[begin Rows]

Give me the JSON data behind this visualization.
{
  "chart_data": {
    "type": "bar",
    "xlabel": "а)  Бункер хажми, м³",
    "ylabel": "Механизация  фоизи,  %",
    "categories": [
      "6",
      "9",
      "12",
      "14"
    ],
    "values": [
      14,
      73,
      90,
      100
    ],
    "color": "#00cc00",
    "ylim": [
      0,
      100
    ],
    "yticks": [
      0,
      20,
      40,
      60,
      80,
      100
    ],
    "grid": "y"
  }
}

[end Rows]

◆ The task ◆
Copy each record from above without leaving any out.

◆ The solution ◆
Give me the JSON data behind this visualization.
{
  "chart_data": {
    "type": "bar",
    "xlabel": "а)  Бункер хажми, м³",
    "ylabel": "Механизация  фоизи,  %",
    "categories": [
      "6",
      "9",
      "12",
      "14"
    ],
    "values": [
      14,
      73,
      90,
      100
    ],
    "color": "#00cc00",
    "ylim": [
      0,
      100
    ],
    "yticks": [
      0,
      20,
      40,
      60,
      80,
      100
    ],
    "grid": "y"
  }
}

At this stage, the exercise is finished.